#### What this task involves
From the entries that follow, gather each line holding the word "ylabel".

(Excerpts from a figure dataset)

:::

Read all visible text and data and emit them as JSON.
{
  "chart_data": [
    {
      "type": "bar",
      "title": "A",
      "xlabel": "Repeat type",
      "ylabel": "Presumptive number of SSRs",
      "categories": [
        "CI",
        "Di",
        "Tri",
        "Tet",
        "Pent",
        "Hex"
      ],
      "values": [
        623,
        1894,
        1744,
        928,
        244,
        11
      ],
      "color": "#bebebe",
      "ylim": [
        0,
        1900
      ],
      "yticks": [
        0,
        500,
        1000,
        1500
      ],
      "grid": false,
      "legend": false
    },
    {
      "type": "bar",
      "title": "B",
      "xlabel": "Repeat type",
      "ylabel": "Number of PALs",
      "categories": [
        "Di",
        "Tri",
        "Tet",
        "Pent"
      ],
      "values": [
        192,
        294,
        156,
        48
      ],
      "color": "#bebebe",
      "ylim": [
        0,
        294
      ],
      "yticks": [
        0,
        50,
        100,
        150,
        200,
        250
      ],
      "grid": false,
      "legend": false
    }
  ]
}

:::

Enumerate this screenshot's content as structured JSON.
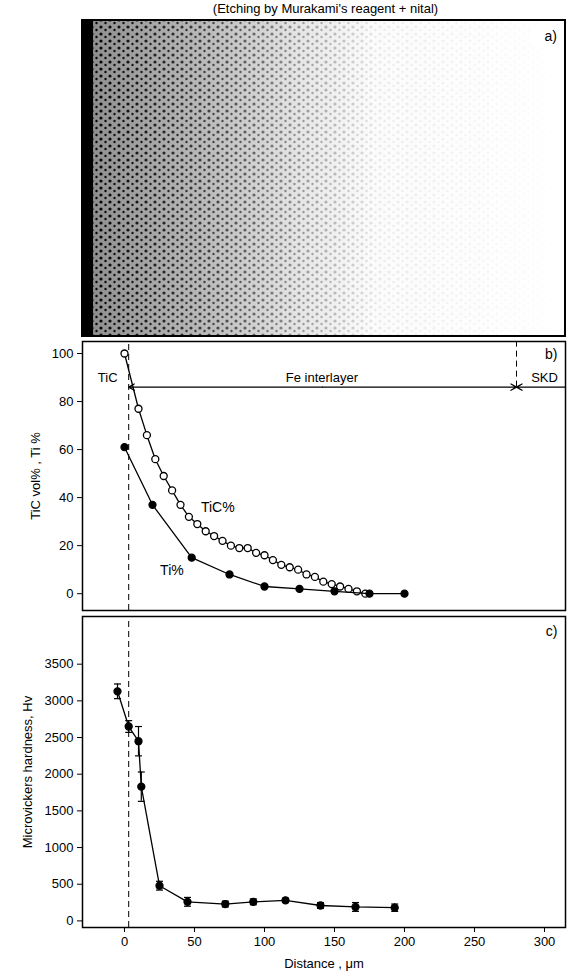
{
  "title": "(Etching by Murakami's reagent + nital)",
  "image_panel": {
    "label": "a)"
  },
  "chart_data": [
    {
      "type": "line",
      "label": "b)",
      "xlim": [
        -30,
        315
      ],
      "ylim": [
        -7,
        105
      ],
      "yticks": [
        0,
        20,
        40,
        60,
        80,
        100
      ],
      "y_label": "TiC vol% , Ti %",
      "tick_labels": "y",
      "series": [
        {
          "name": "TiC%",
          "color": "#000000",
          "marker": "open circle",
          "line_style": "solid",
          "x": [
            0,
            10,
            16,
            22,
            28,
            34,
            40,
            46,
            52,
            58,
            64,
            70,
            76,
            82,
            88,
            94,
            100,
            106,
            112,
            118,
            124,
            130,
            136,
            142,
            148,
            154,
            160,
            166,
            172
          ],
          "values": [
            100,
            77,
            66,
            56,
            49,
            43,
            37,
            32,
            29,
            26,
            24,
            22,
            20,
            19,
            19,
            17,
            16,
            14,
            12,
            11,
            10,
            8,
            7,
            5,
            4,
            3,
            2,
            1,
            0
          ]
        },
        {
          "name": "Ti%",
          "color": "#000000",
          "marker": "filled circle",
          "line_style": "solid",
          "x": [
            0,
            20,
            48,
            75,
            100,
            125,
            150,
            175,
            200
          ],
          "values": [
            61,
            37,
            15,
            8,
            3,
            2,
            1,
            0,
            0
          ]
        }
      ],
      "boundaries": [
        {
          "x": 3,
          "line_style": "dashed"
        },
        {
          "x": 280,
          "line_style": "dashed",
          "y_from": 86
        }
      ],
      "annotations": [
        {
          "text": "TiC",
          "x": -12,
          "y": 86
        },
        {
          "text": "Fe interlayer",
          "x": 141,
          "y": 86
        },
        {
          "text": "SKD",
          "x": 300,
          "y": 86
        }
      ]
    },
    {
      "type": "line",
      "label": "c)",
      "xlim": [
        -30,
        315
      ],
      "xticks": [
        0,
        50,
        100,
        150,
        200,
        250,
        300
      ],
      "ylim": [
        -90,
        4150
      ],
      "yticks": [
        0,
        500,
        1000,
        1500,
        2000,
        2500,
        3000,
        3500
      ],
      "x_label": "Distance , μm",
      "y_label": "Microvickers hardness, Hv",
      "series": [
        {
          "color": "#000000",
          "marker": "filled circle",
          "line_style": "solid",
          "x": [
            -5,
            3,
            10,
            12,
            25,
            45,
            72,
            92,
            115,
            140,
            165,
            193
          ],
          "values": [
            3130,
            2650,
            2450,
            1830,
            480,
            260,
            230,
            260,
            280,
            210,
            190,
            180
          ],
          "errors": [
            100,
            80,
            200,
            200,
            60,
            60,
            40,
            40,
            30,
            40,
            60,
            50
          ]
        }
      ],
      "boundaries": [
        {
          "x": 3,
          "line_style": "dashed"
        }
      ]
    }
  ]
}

:::

#### Response to the task
      "ylabel": "Presumptive number of SSRs",
      "ylabel": "Number of PALs",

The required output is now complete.